* _WORK REQUIRED_: Count how many lines of the material hold "рождения". Respond with that number alone.

** START **

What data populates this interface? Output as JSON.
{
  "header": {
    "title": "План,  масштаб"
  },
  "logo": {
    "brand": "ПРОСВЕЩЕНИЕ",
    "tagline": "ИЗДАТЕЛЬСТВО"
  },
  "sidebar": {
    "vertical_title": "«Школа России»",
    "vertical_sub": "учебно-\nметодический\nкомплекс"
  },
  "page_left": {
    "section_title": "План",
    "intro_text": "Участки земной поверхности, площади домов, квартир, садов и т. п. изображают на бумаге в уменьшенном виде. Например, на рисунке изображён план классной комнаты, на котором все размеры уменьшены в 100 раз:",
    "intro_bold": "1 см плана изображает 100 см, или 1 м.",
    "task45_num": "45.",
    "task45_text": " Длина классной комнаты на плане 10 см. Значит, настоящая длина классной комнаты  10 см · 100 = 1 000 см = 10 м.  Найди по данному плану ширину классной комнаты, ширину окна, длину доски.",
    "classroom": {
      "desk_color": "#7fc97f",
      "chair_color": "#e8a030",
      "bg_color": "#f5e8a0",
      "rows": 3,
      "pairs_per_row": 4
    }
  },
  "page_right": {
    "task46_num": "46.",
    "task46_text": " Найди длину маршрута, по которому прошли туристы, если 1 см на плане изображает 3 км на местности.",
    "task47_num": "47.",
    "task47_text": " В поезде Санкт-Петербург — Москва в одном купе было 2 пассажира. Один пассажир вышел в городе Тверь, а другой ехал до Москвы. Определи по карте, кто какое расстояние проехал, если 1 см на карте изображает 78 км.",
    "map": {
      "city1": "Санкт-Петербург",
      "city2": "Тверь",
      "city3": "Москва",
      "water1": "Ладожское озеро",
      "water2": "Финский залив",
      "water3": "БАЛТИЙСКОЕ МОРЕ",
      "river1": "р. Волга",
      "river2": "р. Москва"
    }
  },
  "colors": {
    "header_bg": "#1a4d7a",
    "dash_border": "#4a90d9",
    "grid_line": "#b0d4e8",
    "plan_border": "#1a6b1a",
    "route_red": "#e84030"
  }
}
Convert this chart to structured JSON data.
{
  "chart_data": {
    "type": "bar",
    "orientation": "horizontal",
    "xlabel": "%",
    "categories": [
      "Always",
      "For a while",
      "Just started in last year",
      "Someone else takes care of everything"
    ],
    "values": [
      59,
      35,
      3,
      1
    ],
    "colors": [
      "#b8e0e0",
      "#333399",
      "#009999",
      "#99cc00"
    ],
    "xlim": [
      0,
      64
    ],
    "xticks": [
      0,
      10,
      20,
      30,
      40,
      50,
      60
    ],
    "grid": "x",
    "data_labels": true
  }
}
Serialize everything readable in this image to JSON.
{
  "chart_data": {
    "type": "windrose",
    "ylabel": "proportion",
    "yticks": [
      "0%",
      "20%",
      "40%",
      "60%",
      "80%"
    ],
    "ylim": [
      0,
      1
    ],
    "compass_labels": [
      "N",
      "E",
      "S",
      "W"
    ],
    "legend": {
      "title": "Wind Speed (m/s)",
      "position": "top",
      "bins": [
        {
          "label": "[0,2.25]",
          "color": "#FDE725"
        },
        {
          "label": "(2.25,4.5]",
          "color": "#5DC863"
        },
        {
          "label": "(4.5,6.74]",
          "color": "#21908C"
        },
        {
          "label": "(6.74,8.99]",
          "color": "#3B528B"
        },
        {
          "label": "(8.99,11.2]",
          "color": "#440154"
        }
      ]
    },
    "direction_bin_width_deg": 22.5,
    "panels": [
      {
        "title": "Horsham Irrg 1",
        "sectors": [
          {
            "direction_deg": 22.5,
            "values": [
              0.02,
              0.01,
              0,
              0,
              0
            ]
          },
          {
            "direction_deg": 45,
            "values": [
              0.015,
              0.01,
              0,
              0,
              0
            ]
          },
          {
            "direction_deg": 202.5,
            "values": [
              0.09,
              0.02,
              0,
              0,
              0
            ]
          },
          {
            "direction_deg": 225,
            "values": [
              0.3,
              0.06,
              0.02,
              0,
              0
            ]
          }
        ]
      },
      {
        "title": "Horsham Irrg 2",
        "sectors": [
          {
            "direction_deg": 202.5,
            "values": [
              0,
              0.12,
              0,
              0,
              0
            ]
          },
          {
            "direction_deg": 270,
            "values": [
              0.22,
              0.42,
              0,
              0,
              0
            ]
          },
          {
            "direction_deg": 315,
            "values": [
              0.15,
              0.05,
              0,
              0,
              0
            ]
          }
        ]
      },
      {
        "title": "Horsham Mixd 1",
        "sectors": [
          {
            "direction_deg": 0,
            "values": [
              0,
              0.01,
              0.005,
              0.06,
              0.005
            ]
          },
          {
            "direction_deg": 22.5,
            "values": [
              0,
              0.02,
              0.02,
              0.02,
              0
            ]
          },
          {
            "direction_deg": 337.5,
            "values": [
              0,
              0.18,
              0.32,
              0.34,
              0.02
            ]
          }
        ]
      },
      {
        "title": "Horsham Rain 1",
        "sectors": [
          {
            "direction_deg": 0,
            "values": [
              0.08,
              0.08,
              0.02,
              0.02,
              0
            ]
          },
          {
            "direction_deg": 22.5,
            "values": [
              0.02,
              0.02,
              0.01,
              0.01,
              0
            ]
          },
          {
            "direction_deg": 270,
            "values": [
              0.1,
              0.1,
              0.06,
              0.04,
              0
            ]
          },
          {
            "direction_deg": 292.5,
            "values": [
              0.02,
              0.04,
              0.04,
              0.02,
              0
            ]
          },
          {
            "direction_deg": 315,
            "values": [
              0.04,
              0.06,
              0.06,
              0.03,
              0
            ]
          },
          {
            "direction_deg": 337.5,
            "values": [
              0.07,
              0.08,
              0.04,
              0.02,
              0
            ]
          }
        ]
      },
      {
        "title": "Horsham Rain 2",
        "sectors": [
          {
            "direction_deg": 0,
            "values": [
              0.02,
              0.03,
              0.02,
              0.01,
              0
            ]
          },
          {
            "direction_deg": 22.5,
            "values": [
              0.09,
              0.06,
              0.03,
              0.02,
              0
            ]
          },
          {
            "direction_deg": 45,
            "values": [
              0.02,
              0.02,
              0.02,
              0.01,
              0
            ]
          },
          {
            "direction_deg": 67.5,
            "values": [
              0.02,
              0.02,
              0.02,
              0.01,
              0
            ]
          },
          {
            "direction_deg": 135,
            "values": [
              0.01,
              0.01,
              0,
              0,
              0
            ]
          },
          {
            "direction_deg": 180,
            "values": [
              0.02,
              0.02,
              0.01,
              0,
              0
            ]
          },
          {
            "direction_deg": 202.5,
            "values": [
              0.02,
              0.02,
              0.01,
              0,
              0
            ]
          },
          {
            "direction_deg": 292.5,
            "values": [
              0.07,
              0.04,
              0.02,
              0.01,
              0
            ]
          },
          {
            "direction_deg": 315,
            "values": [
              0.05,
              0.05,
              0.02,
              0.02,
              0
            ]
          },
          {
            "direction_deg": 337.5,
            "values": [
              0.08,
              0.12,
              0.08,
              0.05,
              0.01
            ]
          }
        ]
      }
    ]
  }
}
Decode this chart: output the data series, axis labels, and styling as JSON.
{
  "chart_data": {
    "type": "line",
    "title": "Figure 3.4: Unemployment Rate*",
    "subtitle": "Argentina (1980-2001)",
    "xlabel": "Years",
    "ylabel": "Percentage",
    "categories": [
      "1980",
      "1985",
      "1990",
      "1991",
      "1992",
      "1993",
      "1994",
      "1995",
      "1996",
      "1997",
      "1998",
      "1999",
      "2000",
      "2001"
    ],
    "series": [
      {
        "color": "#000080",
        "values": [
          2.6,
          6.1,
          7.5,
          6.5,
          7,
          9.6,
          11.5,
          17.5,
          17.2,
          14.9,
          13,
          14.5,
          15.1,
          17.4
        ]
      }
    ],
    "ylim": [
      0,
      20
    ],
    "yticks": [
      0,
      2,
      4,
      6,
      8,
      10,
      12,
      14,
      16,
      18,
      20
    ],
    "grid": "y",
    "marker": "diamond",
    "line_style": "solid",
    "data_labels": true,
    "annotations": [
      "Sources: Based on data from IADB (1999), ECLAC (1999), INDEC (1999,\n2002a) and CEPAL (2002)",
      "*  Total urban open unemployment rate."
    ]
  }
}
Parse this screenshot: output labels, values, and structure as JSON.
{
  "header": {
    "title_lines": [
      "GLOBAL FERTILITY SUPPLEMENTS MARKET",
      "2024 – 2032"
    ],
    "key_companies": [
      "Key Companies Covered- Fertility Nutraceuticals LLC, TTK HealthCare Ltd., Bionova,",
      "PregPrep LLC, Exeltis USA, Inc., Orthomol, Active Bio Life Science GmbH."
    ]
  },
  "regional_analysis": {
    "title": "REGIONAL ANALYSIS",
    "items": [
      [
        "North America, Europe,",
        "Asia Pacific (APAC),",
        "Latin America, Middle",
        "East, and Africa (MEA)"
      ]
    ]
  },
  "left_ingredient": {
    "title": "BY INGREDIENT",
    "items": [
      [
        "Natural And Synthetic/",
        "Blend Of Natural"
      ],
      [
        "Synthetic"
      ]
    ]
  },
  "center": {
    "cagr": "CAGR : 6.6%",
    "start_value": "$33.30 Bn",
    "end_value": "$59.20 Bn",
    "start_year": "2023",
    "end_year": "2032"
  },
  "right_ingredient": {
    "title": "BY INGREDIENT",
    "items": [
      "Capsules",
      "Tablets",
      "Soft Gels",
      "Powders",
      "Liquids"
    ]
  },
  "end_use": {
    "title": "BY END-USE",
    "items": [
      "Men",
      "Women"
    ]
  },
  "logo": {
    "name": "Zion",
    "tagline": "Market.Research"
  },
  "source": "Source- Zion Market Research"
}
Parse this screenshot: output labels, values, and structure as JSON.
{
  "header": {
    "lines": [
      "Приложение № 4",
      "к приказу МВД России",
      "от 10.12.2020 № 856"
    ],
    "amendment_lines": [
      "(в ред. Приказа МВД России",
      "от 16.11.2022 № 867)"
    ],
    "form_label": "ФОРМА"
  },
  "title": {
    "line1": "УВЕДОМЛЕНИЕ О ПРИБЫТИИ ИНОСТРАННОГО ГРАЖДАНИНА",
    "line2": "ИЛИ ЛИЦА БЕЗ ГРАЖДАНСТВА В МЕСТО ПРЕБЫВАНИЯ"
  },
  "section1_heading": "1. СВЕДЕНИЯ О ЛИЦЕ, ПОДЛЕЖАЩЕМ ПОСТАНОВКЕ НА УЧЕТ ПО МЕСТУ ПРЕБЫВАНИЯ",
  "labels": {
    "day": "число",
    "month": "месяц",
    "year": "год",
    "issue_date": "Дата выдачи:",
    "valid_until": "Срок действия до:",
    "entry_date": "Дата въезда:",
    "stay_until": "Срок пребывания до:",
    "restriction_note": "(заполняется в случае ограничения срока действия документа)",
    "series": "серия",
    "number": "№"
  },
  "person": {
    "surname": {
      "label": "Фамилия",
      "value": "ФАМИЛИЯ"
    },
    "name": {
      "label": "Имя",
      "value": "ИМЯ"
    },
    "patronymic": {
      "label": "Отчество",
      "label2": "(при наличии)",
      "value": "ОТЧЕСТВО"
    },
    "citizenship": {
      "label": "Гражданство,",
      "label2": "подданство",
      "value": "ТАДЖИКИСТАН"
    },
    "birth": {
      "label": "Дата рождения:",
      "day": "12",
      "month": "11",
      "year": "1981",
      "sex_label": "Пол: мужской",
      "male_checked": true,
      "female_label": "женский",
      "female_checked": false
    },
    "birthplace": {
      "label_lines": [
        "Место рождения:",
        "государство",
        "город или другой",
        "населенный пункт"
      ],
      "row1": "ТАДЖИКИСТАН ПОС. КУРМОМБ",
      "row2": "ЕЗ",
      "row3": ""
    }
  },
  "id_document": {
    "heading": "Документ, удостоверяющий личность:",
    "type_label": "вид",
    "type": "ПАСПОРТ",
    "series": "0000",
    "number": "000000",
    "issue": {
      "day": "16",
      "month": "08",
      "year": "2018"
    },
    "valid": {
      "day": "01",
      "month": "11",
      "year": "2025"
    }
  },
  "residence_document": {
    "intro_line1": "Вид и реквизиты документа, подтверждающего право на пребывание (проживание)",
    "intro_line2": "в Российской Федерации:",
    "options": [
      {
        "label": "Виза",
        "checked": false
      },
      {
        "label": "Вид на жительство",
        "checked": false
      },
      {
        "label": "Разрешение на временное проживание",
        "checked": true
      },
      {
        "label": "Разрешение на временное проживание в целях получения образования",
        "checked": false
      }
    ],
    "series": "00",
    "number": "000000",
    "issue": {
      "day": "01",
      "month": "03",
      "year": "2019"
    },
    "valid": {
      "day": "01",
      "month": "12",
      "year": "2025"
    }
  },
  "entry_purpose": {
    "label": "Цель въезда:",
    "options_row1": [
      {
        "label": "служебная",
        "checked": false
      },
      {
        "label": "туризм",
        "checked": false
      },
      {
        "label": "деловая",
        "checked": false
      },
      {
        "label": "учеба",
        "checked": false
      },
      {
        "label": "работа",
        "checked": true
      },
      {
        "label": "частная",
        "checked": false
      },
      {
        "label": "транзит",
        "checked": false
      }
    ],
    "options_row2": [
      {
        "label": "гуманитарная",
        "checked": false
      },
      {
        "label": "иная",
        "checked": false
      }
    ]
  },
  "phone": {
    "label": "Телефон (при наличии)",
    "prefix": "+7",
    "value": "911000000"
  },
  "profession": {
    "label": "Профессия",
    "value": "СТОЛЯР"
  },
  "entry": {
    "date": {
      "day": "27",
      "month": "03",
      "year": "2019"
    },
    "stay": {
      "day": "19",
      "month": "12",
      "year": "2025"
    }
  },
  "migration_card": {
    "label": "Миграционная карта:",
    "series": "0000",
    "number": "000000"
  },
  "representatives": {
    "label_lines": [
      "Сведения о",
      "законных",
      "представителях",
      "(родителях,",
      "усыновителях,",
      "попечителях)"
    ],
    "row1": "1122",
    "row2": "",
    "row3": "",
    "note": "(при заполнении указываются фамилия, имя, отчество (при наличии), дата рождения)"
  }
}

** END **

* _OUTPUT FOR THIS TASK_: 3